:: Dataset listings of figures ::

::::

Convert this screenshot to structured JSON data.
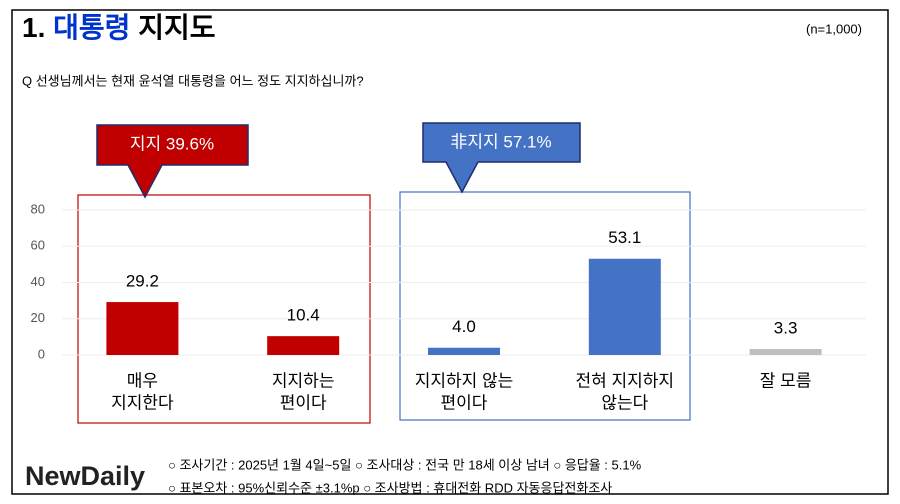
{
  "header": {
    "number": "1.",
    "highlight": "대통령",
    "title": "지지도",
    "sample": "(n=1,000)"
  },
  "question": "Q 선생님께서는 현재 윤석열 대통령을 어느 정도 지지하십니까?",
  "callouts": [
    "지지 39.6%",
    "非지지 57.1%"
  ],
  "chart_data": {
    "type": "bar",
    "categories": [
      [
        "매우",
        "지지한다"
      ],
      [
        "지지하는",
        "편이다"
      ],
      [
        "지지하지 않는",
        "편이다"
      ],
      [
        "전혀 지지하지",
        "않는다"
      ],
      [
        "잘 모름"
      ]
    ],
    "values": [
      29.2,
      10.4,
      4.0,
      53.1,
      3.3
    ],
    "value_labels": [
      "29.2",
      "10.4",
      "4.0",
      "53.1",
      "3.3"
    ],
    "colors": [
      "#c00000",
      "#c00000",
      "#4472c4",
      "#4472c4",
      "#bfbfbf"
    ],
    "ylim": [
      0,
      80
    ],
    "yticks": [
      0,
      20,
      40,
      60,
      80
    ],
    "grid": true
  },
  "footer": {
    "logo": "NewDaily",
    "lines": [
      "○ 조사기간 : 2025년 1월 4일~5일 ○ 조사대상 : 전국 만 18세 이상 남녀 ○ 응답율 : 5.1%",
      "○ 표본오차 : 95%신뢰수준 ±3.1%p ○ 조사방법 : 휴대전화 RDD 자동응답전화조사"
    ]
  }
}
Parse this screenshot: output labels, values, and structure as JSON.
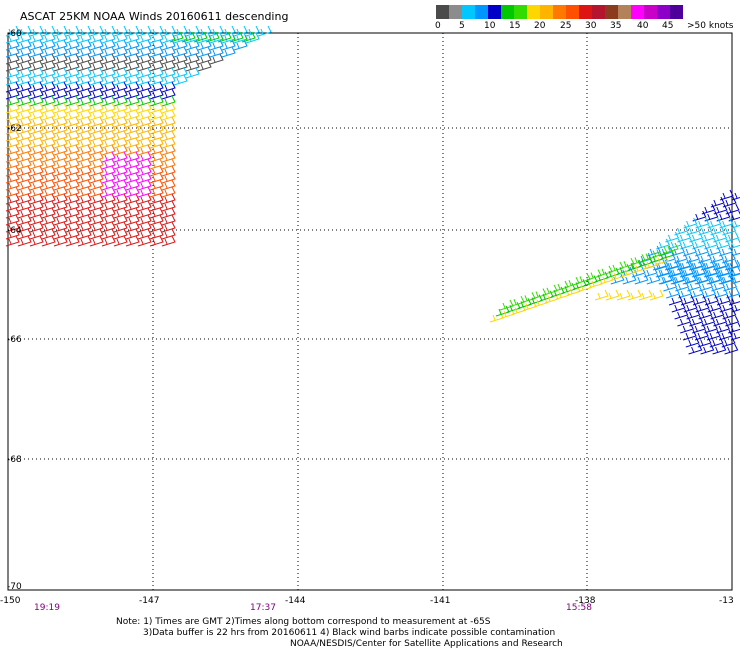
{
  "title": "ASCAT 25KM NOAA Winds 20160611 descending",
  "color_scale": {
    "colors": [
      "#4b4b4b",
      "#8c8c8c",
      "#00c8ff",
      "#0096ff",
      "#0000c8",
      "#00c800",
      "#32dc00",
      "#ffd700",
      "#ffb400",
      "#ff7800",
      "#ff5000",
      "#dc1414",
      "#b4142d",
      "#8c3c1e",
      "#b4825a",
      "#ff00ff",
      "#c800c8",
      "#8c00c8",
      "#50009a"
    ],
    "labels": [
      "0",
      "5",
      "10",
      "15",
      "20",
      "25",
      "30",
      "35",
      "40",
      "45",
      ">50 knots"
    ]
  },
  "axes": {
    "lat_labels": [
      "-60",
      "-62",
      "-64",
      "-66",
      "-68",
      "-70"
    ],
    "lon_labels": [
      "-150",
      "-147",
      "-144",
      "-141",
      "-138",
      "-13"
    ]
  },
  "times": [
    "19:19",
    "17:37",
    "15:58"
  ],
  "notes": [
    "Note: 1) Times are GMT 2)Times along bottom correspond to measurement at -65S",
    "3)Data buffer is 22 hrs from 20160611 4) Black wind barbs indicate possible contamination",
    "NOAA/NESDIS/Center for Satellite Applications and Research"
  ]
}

::::

:: WHAT YOU SHOULD DO ::
Copy the records exactly as they appear, excluding images.

:: PROBLEM SOLUTION ::
Convert this screenshot to structured JSON data.
{
  "header": {
    "number": "1.",
    "highlight": "대통령",
    "title": "지지도",
    "sample": "(n=1,000)"
  },
  "question": "Q 선생님께서는 현재 윤석열 대통령을 어느 정도 지지하십니까?",
  "callouts": [
    "지지 39.6%",
    "非지지 57.1%"
  ],
  "chart_data": {
    "type": "bar",
    "categories": [
      [
        "매우",
        "지지한다"
      ],
      [
        "지지하는",
        "편이다"
      ],
      [
        "지지하지 않는",
        "편이다"
      ],
      [
        "전혀 지지하지",
        "않는다"
      ],
      [
        "잘 모름"
      ]
    ],
    "values": [
      29.2,
      10.4,
      4.0,
      53.1,
      3.3
    ],
    "value_labels": [
      "29.2",
      "10.4",
      "4.0",
      "53.1",
      "3.3"
    ],
    "colors": [
      "#c00000",
      "#c00000",
      "#4472c4",
      "#4472c4",
      "#bfbfbf"
    ],
    "ylim": [
      0,
      80
    ],
    "yticks": [
      0,
      20,
      40,
      60,
      80
    ],
    "grid": true
  },
  "footer": {
    "logo": "NewDaily",
    "lines": [
      "○ 조사기간 : 2025년 1월 4일~5일 ○ 조사대상 : 전국 만 18세 이상 남녀 ○ 응답율 : 5.1%",
      "○ 표본오차 : 95%신뢰수준 ±3.1%p ○ 조사방법 : 휴대전화 RDD 자동응답전화조사"
    ]
  }
}
Parse this screenshot: output labels, values, and structure as JSON.
{
  "title": "ASCAT 25KM NOAA Winds 20160611 descending",
  "color_scale": {
    "colors": [
      "#4b4b4b",
      "#8c8c8c",
      "#00c8ff",
      "#0096ff",
      "#0000c8",
      "#00c800",
      "#32dc00",
      "#ffd700",
      "#ffb400",
      "#ff7800",
      "#ff5000",
      "#dc1414",
      "#b4142d",
      "#8c3c1e",
      "#b4825a",
      "#ff00ff",
      "#c800c8",
      "#8c00c8",
      "#50009a"
    ],
    "labels": [
      "0",
      "5",
      "10",
      "15",
      "20",
      "25",
      "30",
      "35",
      "40",
      "45",
      ">50 knots"
    ]
  },
  "axes": {
    "lat_labels": [
      "-60",
      "-62",
      "-64",
      "-66",
      "-68",
      "-70"
    ],
    "lon_labels": [
      "-150",
      "-147",
      "-144",
      "-141",
      "-138",
      "-13"
    ]
  },
  "times": [
    "19:19",
    "17:37",
    "15:58"
  ],
  "notes": [
    "Note: 1) Times are GMT 2)Times along bottom correspond to measurement at -65S",
    "3)Data buffer is 22 hrs from 20160611 4) Black wind barbs indicate possible contamination",
    "NOAA/NESDIS/Center for Satellite Applications and Research"
  ]
}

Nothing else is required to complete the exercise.